▸ Task description
Scan the data below for the string "this". Show every line where it turns up.

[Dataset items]
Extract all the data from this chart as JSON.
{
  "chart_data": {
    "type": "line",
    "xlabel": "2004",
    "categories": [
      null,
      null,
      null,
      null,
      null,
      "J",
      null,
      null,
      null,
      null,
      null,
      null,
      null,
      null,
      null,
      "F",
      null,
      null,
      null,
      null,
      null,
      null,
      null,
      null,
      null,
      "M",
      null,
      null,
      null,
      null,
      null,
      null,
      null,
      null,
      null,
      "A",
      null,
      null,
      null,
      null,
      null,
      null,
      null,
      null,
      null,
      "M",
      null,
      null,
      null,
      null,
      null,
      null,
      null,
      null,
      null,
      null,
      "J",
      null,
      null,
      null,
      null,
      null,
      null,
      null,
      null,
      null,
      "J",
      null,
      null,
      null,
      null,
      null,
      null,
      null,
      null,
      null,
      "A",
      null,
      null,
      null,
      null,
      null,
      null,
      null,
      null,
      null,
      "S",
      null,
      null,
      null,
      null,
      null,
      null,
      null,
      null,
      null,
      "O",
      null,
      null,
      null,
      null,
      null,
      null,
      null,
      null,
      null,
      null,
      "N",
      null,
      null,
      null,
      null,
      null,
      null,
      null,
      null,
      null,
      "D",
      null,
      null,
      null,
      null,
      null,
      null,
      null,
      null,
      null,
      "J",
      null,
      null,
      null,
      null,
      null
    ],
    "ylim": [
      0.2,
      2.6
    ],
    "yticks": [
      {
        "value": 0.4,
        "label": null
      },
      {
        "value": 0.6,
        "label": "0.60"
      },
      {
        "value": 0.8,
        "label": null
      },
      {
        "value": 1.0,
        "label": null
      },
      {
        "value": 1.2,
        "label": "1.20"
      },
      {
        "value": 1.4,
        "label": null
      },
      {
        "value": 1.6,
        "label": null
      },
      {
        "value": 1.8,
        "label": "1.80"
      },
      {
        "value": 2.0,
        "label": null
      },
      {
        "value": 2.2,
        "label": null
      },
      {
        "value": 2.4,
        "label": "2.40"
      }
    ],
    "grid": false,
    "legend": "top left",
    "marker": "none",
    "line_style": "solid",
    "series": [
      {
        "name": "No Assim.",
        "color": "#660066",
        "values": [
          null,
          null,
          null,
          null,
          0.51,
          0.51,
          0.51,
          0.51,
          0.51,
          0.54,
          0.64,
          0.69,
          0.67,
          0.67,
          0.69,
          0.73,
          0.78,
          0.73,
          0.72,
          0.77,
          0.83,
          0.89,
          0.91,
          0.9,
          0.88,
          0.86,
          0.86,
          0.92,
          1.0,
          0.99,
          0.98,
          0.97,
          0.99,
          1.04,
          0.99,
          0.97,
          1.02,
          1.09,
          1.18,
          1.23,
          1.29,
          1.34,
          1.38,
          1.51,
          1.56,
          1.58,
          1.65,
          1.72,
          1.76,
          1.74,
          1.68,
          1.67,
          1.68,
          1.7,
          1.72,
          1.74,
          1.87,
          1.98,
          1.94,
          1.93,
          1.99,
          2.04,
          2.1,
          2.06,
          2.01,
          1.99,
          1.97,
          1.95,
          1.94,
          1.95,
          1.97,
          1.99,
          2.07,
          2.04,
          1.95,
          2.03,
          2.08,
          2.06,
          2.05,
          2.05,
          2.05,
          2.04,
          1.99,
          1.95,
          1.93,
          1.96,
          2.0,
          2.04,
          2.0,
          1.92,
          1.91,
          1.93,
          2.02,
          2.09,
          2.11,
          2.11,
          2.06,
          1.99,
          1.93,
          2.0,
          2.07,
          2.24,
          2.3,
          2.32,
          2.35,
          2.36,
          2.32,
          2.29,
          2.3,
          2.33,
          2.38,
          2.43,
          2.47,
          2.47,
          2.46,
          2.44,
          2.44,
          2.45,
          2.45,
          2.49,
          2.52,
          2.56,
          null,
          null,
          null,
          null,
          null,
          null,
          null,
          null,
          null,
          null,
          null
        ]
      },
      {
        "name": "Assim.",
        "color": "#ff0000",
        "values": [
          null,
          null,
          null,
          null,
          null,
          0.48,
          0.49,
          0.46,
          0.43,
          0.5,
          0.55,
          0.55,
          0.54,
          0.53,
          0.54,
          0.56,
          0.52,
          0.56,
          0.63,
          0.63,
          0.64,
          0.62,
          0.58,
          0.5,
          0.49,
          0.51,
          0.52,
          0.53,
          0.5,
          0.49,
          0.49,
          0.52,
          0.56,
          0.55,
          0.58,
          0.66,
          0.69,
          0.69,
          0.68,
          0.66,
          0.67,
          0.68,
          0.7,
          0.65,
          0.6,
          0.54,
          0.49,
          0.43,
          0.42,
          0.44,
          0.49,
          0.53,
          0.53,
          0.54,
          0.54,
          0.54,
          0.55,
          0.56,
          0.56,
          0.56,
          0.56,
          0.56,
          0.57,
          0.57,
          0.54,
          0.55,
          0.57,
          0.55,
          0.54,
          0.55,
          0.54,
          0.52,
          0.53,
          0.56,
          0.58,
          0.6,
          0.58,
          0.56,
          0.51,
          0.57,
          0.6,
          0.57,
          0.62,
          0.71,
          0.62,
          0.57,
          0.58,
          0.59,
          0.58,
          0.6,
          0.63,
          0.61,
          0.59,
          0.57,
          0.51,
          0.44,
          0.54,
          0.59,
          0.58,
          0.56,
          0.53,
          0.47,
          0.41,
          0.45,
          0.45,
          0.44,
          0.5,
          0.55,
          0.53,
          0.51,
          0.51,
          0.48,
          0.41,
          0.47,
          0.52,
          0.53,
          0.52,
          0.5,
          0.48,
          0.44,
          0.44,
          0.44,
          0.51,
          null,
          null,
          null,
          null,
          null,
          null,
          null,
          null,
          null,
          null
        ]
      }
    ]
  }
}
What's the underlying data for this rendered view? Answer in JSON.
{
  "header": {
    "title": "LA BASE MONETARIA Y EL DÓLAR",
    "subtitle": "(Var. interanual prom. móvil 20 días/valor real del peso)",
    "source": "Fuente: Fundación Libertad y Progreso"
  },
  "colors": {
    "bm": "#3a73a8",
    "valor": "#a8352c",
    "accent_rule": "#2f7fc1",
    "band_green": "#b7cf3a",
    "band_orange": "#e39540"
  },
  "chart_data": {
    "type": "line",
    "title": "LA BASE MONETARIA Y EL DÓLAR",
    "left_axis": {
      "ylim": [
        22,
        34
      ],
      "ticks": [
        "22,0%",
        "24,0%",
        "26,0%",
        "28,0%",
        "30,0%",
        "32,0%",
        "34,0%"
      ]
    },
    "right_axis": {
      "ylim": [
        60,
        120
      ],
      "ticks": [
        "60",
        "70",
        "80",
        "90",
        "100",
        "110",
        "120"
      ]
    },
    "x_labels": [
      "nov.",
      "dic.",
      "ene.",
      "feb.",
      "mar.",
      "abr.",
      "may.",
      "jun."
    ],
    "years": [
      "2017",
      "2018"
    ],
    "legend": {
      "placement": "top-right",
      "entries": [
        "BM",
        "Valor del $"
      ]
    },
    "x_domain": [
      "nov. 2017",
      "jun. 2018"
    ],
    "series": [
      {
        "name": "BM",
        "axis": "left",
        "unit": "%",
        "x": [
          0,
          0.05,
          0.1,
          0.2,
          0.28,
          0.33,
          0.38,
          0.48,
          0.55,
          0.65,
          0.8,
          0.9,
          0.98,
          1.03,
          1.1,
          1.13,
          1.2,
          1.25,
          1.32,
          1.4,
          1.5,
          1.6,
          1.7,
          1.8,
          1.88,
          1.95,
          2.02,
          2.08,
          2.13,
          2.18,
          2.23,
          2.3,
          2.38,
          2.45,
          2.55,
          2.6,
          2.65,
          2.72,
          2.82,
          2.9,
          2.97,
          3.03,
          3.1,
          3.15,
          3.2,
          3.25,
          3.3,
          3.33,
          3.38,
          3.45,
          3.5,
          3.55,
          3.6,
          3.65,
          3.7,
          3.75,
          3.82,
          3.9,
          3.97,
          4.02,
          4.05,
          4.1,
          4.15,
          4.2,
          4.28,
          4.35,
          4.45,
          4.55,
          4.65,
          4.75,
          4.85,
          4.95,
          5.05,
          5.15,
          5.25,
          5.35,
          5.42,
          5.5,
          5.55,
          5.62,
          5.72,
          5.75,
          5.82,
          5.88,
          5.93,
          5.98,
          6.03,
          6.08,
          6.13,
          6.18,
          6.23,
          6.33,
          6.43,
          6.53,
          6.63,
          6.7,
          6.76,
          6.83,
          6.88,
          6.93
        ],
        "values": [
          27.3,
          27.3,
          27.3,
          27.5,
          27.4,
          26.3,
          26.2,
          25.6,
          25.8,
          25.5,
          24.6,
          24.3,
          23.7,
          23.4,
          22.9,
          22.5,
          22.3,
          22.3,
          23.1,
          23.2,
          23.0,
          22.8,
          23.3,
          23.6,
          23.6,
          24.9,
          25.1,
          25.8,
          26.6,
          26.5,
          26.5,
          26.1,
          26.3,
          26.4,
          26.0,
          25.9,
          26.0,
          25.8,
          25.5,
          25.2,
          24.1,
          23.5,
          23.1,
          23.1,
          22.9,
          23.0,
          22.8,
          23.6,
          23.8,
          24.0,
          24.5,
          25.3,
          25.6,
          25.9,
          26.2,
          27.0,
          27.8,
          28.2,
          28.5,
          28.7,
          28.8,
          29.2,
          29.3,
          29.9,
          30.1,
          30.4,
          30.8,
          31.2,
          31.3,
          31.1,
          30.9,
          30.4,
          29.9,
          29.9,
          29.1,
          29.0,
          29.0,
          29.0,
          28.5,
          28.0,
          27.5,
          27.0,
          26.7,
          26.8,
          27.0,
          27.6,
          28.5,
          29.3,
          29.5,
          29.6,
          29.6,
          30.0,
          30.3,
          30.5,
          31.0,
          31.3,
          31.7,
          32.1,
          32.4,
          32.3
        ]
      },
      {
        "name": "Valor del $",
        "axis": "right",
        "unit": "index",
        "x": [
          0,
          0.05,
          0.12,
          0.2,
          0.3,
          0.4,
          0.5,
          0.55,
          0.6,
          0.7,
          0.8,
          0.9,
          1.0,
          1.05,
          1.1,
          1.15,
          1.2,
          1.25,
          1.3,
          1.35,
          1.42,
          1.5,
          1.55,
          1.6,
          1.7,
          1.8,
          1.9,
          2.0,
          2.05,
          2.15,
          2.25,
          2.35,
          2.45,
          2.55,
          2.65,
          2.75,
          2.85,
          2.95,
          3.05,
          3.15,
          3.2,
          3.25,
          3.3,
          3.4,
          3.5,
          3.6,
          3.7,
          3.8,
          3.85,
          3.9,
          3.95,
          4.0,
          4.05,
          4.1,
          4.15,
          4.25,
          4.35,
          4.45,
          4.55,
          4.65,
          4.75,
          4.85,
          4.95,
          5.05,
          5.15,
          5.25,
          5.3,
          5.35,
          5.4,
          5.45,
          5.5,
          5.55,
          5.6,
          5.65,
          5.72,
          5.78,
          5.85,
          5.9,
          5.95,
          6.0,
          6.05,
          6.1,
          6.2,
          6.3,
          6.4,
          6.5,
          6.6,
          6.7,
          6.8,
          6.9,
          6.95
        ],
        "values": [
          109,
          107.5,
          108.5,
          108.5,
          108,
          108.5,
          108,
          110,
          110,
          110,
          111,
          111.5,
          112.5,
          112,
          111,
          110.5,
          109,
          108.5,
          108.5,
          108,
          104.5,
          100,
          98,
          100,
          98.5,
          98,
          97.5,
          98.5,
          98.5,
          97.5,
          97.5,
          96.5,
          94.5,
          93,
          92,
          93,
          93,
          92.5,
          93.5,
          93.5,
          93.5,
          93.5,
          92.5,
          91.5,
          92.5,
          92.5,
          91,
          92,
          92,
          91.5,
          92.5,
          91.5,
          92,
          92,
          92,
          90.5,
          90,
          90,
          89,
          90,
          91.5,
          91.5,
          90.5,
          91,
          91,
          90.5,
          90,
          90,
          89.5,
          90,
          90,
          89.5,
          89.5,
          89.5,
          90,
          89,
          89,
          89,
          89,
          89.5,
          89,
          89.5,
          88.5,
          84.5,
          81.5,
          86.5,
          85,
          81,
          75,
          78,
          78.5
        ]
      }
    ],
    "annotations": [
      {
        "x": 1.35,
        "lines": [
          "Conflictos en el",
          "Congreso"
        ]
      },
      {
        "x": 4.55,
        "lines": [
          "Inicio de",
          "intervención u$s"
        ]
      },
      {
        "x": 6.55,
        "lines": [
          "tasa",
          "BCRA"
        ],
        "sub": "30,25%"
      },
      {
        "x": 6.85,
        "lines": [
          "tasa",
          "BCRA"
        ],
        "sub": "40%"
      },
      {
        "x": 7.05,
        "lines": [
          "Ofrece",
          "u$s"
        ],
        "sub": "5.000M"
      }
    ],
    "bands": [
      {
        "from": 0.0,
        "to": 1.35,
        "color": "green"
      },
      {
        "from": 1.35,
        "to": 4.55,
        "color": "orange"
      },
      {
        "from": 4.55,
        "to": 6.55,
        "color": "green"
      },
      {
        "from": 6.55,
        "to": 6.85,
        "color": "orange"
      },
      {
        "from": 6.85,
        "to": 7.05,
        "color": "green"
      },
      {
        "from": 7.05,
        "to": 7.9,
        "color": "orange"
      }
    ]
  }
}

▸ Finished answer
Extract all the data from this chart as JSON.
What's the underlying data for this rendered view? Answer in JSON.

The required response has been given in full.